**Prompt**.
Omit the pictures and return every entry exactly as written.

**Dataset records**.
---+---
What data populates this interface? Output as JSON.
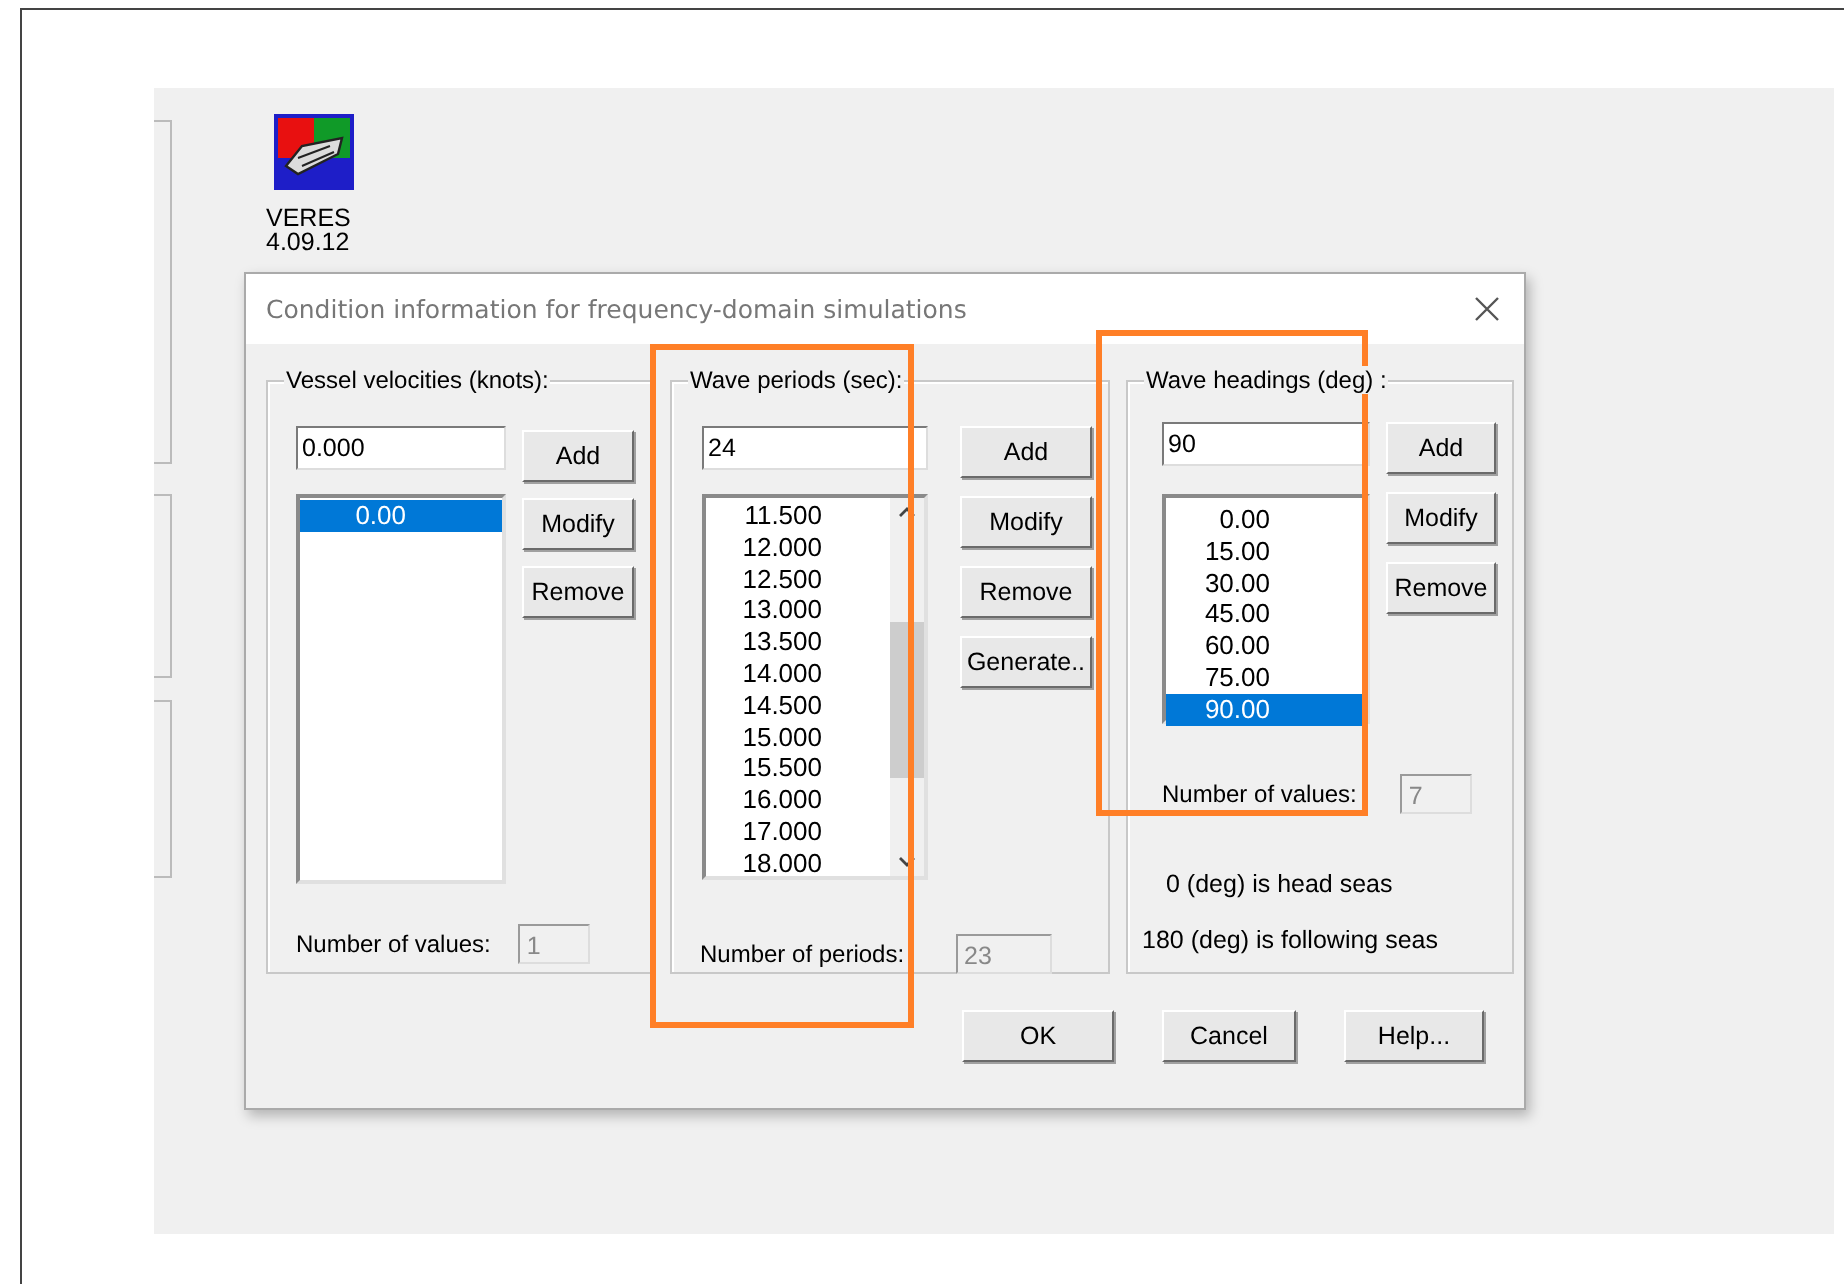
{
  "desktop_icon": {
    "label_lines": [
      "VERES",
      "4.09.12"
    ]
  },
  "dialog": {
    "title": "Condition information for frequency-domain simulations",
    "groups": [
      {
        "kind": "velocities",
        "title": "Vessel velocities (knots):",
        "input": "0.000",
        "highlighted": false,
        "scrollbar": false,
        "items": [
          {
            "label": "0.00",
            "selected": true
          }
        ],
        "buttons": [
          "Add",
          "Modify",
          "Remove"
        ],
        "count_label": "Number of values:",
        "count": "1"
      },
      {
        "kind": "periods",
        "title": "Wave periods (sec):",
        "input": "24",
        "highlighted": true,
        "scrollbar": true,
        "items": [
          {
            "label": "11.500",
            "selected": false
          },
          {
            "label": "12.000",
            "selected": false
          },
          {
            "label": "12.500",
            "selected": false
          },
          {
            "label": "13.000",
            "selected": false
          },
          {
            "label": "13.500",
            "selected": false
          },
          {
            "label": "14.000",
            "selected": false
          },
          {
            "label": "14.500",
            "selected": false
          },
          {
            "label": "15.000",
            "selected": false
          },
          {
            "label": "15.500",
            "selected": false
          },
          {
            "label": "16.000",
            "selected": false
          },
          {
            "label": "17.000",
            "selected": false
          },
          {
            "label": "18.000",
            "selected": false
          }
        ],
        "buttons": [
          "Add",
          "Modify",
          "Remove",
          "Generate.."
        ],
        "count_label": "Number of periods:",
        "count": "23"
      },
      {
        "kind": "headings",
        "title": "Wave headings (deg) :",
        "input": "90",
        "highlighted": true,
        "scrollbar": false,
        "items": [
          {
            "label": "0.00",
            "selected": false
          },
          {
            "label": "15.00",
            "selected": false
          },
          {
            "label": "30.00",
            "selected": false
          },
          {
            "label": "45.00",
            "selected": false
          },
          {
            "label": "60.00",
            "selected": false
          },
          {
            "label": "75.00",
            "selected": false
          },
          {
            "label": "90.00",
            "selected": true
          }
        ],
        "buttons": [
          "Add",
          "Modify",
          "Remove"
        ],
        "count_label": "Number of values:",
        "count": "7",
        "notes": [
          "0  (deg)  is head seas",
          "180  (deg)  is following seas"
        ]
      }
    ],
    "buttons": [
      "OK",
      "Cancel",
      "Help..."
    ]
  }
}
---+---
**Solved problem**.
What data populates this interface? Output as JSON.
{
  "desktop_icon": {
    "label_lines": [
      "VERES",
      "4.09.12"
    ]
  },
  "dialog": {
    "title": "Condition information for frequency-domain simulations",
    "groups": [
      {
        "kind": "velocities",
        "title": "Vessel velocities (knots):",
        "input": "0.000",
        "highlighted": false,
        "scrollbar": false,
        "items": [
          {
            "label": "0.00",
            "selected": true
          }
        ],
        "buttons": [
          "Add",
          "Modify",
          "Remove"
        ],
        "count_label": "Number of values:",
        "count": "1"
      },
      {
        "kind": "periods",
        "title": "Wave periods (sec):",
        "input": "24",
        "highlighted": true,
        "scrollbar": true,
        "items": [
          {
            "label": "11.500",
            "selected": false
          },
          {
            "label": "12.000",
            "selected": false
          },
          {
            "label": "12.500",
            "selected": false
          },
          {
            "label": "13.000",
            "selected": false
          },
          {
            "label": "13.500",
            "selected": false
          },
          {
            "label": "14.000",
            "selected": false
          },
          {
            "label": "14.500",
            "selected": false
          },
          {
            "label": "15.000",
            "selected": false
          },
          {
            "label": "15.500",
            "selected": false
          },
          {
            "label": "16.000",
            "selected": false
          },
          {
            "label": "17.000",
            "selected": false
          },
          {
            "label": "18.000",
            "selected": false
          }
        ],
        "buttons": [
          "Add",
          "Modify",
          "Remove",
          "Generate.."
        ],
        "count_label": "Number of periods:",
        "count": "23"
      },
      {
        "kind": "headings",
        "title": "Wave headings (deg) :",
        "input": "90",
        "highlighted": true,
        "scrollbar": false,
        "items": [
          {
            "label": "0.00",
            "selected": false
          },
          {
            "label": "15.00",
            "selected": false
          },
          {
            "label": "30.00",
            "selected": false
          },
          {
            "label": "45.00",
            "selected": false
          },
          {
            "label": "60.00",
            "selected": false
          },
          {
            "label": "75.00",
            "selected": false
          },
          {
            "label": "90.00",
            "selected": true
          }
        ],
        "buttons": [
          "Add",
          "Modify",
          "Remove"
        ],
        "count_label": "Number of values:",
        "count": "7",
        "notes": [
          "0  (deg)  is head seas",
          "180  (deg)  is following seas"
        ]
      }
    ],
    "buttons": [
      "OK",
      "Cancel",
      "Help..."
    ]
  }
}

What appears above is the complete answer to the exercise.